# OBJECTIVE
Reproduce without any changes the lines of the rows from the very start through the line containing "y-tick-label: 8 [50, 147, 60, 164]", inclusive.

Items from a dataset:
* * * * * * *

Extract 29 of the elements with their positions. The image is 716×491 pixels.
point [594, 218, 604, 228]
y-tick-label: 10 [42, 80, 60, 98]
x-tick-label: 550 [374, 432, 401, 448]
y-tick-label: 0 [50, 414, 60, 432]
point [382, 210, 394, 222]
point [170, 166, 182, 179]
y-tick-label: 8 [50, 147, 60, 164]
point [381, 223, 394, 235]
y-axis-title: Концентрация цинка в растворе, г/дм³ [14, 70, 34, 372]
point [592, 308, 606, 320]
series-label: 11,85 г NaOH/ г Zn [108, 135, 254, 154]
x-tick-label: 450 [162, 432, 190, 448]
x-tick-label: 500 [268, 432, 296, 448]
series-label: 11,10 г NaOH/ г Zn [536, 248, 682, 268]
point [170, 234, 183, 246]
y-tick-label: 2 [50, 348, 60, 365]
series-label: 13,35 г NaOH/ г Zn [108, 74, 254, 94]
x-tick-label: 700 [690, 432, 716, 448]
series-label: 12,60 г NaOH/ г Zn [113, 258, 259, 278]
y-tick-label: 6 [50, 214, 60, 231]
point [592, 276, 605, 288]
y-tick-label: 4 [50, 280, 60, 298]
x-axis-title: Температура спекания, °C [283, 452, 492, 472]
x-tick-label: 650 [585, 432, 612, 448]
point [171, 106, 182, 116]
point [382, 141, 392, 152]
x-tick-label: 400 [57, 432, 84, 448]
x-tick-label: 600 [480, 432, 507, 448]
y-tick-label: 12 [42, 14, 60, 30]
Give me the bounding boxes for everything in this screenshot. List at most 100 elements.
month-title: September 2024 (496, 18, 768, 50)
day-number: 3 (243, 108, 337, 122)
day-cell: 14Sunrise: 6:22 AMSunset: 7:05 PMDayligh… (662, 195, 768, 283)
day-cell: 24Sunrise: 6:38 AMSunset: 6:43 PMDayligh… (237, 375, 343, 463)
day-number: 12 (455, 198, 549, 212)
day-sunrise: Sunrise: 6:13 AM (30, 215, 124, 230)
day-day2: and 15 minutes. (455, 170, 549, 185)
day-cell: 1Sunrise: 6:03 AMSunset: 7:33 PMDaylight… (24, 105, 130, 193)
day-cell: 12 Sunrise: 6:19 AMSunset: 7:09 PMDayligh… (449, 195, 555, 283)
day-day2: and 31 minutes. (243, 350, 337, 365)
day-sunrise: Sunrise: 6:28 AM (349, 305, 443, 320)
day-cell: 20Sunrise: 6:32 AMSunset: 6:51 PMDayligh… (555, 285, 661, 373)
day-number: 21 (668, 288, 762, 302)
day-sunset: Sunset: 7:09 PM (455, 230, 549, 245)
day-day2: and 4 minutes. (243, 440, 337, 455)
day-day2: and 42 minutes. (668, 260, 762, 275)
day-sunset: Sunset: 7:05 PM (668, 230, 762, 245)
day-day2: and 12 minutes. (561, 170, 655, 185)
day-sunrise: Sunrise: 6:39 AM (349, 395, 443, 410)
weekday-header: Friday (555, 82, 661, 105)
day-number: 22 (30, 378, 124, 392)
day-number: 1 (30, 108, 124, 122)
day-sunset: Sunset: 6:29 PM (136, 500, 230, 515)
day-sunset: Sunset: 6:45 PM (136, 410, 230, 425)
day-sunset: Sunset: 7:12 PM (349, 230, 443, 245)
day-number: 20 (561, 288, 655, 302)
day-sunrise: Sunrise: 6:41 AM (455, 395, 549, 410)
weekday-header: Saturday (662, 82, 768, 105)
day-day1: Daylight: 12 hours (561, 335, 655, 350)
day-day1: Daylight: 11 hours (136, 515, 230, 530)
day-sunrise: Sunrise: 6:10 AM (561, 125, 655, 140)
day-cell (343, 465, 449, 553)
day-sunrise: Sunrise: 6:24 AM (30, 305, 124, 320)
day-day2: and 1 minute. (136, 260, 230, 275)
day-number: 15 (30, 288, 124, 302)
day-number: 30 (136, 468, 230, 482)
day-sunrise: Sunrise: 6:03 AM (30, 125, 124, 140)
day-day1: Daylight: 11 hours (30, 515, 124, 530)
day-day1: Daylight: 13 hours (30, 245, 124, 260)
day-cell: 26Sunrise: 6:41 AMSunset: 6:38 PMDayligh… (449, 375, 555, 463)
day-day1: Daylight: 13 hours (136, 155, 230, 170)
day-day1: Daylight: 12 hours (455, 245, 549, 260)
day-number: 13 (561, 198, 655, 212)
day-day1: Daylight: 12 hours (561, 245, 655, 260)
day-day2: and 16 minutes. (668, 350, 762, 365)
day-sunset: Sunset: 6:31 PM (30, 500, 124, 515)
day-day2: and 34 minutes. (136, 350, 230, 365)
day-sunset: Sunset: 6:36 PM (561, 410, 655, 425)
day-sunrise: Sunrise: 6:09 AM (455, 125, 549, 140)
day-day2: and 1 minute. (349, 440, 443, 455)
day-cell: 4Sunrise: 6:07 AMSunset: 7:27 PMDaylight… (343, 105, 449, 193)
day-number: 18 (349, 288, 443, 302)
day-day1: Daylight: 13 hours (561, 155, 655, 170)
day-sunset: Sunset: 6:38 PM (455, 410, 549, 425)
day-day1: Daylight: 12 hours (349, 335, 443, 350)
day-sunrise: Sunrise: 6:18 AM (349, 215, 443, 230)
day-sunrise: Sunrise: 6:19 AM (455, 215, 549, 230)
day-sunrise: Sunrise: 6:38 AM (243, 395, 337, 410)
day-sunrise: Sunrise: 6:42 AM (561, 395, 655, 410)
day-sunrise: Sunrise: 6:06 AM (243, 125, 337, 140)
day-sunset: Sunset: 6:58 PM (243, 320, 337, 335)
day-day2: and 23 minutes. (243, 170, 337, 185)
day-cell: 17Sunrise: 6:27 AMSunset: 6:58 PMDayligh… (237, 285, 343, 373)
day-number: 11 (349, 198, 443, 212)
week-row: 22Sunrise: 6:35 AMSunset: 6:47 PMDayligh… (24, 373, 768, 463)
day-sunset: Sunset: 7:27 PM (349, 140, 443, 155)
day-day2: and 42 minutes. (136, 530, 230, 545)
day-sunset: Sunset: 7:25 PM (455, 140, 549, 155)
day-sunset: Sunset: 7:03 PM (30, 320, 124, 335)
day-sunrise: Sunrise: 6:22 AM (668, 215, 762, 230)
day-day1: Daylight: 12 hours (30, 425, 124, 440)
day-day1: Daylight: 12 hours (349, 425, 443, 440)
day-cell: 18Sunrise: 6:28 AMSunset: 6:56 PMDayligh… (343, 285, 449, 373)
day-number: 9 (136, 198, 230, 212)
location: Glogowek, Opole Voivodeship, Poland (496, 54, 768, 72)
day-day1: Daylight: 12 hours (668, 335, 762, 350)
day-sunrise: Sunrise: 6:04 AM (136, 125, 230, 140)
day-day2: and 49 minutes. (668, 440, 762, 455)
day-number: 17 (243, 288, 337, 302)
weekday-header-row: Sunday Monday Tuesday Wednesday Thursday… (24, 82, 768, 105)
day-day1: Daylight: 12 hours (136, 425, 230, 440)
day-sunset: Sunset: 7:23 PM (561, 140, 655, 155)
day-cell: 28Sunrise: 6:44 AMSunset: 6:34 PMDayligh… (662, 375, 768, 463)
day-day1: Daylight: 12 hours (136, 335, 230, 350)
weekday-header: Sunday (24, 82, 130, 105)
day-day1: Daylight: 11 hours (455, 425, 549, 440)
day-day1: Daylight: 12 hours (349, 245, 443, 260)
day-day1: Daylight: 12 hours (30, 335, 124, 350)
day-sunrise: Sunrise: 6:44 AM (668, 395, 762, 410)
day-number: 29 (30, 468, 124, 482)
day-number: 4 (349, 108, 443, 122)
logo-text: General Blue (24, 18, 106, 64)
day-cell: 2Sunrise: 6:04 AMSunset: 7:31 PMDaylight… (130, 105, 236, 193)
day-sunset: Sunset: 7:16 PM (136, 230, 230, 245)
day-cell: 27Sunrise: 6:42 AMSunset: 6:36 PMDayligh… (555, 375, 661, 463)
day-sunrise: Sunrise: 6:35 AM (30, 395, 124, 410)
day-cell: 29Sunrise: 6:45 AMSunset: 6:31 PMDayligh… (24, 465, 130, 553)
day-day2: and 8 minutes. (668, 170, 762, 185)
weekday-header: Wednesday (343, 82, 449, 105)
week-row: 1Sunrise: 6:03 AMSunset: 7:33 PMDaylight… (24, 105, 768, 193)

* * * * * * *

# TASK SOLUTION
Extract 29 of the elements with their positions. The image is 716×491 pixels.
point [594, 218, 604, 228]
y-tick-label: 10 [42, 80, 60, 98]
x-tick-label: 550 [374, 432, 401, 448]
y-tick-label: 0 [50, 414, 60, 432]
point [382, 210, 394, 222]
point [170, 166, 182, 179]
y-tick-label: 8 [50, 147, 60, 164]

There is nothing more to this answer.